Restate the part of the text on simplicity that opens with the words containing "Simplicity is not" and closes with "execute the search.", renaming "Google" to "Bing" throughout.

** START OF Document excerpt **

Simplicity is not just reserved for disruptive start-ups. Even the most successful tech giants today have built a core value proposition around a simple user experience:

  • Google continues to uphold their reputation by way of an apparent, singular call-to-action for users via their landing page, despite having an incredibly complex capability behind the scenes to execute the search.
  • Netflix continues to offer just one subscription service and suggests content users might like, while competitors such as NBCUniversal Media juggle their complex mix of streaming and cable offerings that are accessible in numerous package options with live television, commercials and add-ons.

Simplicity inspires innovation. In today’s multifaceted world and generations to come, more people are aiming to simplify their day-to-day lives. “Dealing with complexity is an inefficient and unnecessary waste of time, attention and mental energy. There is never any justification for things being complex when they could be simple,” stated Edward de Bono, Creator of the Six Thinking Hats.

Iterate > Overplan

In many people’s daily personal and professional lives, many have the tendency to overplan (and overthink). Overplanning can be just as detrimental as under-planning. This tends to be more common within companies, in particular, that spend lots of time and money producing the perfect growth strategy, believing the job is mostly done once the strategy is formulated. But the essence of strategy is in performing the actual activities. Strategy is a way of thinking and is ultimately just words on a page. Where the work really begins is when the framework of the strategy shows tangibility in actual offerings (products and/or services) that are positioned in the marketplace in the mind of its customers. Then, when customers vote in the marketplace with their time and money, they can determine which products and/or services will endure success or not.

Start-ups understand very well that a minimum viable product (MVP) is simply a starting point. Launching an MVP gives a start-up the opportunity to start learning what customers actually want, allowing the start-up to rapidly iterate to land on a market-validated offering that has higher probability of gaining broader adoption.

Very few strategies go from boardroom slides to market validation in one linear flow. Iteration is a critical part of the process. For large businesses, overplanning in the strategy phase and under-investing in the launch/validate/iterate phase can cripple the success of their strategy, often because there is another competitor that is prioritizing speed-to-market and executing rapid market iteration to learn what customers want and configure an offering around it. Very often, the winning idea is not the original one, but “the idea from the idea.”

** END OF Document excerpt **
** START OF Record list **

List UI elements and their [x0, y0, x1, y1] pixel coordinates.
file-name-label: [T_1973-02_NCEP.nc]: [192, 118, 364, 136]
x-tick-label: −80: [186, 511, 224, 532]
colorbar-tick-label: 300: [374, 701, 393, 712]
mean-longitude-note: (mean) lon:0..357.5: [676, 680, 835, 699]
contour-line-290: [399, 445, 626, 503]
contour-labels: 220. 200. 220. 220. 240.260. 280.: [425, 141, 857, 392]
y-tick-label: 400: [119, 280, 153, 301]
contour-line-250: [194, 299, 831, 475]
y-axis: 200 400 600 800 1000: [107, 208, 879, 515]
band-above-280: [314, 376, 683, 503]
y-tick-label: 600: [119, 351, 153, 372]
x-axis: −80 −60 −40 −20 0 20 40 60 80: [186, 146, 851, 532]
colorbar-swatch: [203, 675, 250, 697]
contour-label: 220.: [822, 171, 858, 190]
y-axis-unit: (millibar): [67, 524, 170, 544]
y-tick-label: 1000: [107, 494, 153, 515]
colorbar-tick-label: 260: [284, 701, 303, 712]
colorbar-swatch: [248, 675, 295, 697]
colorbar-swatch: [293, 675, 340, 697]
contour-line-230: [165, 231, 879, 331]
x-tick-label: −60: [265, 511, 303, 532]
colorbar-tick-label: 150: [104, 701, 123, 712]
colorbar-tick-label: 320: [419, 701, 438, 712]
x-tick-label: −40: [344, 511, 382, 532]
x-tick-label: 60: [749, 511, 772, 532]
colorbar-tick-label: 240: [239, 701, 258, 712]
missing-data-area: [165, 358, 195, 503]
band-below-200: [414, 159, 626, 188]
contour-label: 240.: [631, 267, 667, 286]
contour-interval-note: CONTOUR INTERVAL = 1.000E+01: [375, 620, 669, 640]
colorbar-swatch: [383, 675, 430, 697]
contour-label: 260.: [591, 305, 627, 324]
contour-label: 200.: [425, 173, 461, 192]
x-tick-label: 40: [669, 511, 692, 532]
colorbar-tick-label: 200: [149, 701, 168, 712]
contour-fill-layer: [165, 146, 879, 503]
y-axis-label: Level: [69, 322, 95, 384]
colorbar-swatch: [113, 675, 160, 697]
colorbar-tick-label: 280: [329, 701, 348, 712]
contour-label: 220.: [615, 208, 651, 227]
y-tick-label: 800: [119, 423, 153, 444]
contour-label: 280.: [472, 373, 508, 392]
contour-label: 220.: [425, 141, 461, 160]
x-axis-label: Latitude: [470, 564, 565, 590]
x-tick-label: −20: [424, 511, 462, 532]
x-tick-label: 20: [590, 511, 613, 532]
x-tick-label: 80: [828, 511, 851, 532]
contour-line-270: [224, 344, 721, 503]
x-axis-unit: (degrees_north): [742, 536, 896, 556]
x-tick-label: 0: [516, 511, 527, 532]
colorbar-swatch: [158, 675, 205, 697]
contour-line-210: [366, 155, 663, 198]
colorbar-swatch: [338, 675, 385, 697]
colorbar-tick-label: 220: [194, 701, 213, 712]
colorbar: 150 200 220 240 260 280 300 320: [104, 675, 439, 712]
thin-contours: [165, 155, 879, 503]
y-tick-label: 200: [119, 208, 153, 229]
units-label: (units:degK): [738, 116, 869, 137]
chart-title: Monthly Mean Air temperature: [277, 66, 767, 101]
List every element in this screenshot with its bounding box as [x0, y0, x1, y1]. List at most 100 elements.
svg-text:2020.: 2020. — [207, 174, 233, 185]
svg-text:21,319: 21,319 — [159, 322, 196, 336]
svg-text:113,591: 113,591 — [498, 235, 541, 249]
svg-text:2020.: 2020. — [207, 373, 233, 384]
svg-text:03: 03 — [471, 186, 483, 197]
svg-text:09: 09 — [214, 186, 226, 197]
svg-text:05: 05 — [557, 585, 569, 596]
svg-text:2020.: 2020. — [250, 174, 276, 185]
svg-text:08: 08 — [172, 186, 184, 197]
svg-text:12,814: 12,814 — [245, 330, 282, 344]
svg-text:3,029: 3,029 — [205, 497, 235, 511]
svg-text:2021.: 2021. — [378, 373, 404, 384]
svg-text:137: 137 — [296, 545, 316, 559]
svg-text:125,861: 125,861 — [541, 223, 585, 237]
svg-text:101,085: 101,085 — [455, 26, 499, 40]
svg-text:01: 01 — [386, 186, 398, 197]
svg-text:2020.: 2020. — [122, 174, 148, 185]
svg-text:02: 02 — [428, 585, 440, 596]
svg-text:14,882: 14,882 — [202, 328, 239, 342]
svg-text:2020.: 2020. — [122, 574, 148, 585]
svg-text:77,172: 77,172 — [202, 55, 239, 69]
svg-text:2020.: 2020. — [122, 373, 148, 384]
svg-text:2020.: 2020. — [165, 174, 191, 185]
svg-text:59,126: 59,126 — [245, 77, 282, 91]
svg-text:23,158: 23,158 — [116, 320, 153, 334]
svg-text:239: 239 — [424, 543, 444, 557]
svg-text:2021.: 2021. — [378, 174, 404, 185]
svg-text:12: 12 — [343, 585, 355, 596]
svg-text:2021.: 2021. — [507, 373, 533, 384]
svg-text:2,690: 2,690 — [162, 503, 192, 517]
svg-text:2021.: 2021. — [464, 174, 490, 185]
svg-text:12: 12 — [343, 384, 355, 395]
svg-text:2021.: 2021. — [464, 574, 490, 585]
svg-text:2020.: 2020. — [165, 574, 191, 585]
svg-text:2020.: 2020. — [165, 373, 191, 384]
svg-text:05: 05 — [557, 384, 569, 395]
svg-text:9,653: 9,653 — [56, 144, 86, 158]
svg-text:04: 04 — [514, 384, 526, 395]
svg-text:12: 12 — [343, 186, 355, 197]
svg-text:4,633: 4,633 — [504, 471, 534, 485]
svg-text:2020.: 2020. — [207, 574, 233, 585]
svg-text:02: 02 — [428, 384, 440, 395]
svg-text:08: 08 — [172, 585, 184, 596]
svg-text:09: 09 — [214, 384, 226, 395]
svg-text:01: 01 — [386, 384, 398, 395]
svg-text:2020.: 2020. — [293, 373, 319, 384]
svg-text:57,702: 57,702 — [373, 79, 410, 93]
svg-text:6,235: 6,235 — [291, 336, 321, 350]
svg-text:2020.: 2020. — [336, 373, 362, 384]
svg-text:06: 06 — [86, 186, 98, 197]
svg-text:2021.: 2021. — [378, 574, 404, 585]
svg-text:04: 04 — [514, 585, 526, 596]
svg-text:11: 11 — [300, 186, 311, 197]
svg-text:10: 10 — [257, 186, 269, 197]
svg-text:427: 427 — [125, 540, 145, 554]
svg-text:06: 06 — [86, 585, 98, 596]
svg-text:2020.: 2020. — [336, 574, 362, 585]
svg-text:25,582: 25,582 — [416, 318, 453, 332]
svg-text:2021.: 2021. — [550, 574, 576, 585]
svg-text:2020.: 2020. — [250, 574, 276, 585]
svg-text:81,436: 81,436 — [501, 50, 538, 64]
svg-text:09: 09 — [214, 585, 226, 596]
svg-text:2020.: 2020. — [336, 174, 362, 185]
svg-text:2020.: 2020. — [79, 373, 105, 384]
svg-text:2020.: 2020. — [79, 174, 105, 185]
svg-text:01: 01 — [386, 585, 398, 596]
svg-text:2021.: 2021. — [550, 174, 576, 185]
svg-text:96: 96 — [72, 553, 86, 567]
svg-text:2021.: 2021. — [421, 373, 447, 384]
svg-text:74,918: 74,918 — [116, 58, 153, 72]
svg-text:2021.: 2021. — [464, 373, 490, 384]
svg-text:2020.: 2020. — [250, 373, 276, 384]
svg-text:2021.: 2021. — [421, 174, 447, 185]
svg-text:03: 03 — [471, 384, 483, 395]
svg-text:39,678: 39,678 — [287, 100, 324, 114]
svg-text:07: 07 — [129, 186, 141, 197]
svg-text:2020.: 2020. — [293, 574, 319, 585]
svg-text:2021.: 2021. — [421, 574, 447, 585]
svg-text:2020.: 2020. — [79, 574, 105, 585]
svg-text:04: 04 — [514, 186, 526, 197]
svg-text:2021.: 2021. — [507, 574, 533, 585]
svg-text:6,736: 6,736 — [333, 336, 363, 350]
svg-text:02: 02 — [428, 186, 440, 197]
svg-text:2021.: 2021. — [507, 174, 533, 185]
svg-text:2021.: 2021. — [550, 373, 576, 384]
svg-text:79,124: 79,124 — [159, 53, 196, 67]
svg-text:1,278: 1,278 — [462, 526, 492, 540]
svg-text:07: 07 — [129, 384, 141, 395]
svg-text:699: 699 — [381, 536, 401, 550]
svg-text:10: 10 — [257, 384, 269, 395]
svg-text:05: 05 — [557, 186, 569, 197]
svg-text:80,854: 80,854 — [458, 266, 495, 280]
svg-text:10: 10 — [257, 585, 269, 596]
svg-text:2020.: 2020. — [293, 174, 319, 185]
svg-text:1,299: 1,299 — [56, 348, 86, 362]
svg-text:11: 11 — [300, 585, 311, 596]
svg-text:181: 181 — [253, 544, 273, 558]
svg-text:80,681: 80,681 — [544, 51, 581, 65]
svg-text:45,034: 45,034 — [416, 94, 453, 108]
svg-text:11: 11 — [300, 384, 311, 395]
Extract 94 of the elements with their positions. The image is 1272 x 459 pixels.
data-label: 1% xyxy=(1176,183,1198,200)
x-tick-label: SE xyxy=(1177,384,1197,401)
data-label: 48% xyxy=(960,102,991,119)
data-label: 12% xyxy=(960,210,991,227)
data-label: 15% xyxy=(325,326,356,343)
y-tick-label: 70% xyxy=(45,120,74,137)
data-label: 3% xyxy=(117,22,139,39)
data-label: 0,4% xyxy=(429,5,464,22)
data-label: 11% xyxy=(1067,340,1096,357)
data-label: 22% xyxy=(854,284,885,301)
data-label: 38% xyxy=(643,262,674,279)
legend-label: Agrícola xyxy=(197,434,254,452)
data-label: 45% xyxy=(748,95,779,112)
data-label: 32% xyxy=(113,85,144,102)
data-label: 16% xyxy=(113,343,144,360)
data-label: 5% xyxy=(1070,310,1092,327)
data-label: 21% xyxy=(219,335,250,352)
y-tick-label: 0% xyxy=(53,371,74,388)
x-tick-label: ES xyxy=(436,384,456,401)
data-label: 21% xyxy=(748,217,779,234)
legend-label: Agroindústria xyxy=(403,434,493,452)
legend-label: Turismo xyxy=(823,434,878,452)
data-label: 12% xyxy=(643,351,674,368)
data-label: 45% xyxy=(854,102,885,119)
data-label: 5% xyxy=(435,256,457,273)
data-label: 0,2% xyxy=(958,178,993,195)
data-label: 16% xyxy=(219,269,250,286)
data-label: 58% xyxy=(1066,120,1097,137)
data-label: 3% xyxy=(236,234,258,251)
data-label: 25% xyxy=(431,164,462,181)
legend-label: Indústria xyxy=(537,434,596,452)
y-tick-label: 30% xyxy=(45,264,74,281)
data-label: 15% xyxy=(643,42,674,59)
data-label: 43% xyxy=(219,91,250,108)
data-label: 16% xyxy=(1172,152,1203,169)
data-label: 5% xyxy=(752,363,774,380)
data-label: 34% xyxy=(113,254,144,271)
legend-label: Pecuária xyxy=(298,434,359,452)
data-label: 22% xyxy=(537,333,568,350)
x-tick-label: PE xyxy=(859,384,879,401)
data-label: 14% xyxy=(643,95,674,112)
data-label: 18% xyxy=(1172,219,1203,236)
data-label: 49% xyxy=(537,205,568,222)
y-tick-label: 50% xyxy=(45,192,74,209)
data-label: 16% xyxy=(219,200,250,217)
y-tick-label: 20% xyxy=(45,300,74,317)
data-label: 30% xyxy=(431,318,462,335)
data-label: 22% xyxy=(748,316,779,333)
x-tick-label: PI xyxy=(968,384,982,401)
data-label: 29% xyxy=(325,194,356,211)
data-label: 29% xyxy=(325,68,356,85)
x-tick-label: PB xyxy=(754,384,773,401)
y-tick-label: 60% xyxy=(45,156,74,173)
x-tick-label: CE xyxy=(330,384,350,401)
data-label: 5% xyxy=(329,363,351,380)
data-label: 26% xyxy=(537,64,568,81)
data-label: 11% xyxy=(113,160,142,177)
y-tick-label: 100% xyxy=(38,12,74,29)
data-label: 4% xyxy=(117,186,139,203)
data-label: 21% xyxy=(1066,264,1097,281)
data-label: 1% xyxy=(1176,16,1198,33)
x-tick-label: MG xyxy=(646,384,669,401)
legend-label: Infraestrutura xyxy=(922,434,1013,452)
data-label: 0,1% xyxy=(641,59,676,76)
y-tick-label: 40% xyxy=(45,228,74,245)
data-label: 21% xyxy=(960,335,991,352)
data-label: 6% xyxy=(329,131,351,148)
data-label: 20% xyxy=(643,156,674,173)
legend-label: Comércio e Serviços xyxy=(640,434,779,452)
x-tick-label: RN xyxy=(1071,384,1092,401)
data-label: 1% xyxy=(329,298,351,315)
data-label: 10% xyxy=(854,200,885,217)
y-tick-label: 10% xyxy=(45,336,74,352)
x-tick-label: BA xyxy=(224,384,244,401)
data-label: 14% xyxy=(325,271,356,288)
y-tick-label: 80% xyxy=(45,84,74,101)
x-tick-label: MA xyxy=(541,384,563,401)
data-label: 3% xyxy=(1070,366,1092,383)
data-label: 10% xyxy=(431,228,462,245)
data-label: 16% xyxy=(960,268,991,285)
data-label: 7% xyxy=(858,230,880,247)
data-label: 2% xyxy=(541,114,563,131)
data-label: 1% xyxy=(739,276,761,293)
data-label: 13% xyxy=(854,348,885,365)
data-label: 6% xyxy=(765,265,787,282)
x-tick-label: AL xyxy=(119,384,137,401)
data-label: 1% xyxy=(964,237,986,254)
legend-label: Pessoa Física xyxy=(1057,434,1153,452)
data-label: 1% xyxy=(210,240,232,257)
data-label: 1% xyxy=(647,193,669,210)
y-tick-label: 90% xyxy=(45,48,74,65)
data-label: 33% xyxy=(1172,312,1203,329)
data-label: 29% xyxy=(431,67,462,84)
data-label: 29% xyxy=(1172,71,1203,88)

** END OF Record list **

◆ **Exercise answer**:
Simplicity is not just reserved for disruptive start-ups. Even the most successful tech giants today have built a core value proposition around a simple user experience:

  • Bing continues to uphold their reputation by way of an apparent, singular call-to-action for users via their landing page, despite having an incredibly complex capability behind the scenes to execute the search.